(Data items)
(begin)

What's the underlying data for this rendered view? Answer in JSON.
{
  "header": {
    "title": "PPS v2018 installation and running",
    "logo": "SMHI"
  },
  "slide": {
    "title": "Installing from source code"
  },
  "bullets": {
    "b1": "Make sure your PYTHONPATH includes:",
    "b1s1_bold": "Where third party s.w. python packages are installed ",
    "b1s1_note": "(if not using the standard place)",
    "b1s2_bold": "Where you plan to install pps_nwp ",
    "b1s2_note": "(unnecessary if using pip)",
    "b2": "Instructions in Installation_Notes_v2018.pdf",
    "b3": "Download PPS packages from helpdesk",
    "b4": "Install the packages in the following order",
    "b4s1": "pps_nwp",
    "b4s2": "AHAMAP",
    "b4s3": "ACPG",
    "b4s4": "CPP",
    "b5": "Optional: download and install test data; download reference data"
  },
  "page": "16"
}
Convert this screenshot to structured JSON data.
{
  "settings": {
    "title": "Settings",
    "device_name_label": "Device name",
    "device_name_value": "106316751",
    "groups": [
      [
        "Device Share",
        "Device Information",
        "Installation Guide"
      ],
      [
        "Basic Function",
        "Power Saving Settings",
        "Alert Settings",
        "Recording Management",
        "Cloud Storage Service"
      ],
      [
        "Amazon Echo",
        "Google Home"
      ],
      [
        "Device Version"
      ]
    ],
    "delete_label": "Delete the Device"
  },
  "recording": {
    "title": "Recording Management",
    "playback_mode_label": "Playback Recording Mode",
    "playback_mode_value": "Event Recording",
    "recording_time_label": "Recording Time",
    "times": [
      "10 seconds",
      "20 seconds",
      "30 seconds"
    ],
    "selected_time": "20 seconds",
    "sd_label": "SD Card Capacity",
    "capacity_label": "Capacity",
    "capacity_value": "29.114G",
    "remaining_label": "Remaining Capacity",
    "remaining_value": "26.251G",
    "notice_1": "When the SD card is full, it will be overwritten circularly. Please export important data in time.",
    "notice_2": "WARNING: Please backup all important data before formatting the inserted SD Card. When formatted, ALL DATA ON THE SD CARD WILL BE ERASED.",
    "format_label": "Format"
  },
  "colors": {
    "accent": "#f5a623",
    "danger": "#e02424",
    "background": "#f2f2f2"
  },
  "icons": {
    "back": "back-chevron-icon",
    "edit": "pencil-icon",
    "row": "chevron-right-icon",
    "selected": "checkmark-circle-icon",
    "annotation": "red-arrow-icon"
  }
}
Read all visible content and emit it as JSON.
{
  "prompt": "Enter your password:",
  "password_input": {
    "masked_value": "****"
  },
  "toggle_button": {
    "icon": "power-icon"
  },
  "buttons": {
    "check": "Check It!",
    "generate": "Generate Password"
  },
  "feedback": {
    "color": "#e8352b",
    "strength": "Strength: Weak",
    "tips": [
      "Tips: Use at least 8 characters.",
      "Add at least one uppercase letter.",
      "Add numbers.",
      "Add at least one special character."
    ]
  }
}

(end)

WHAT YOU NEED TO DO
Copy all lines above containing the string "this".

FINAL ANSWER
What's the underlying data for this rendered view? Answer in JSON.
Convert this screenshot to structured JSON data.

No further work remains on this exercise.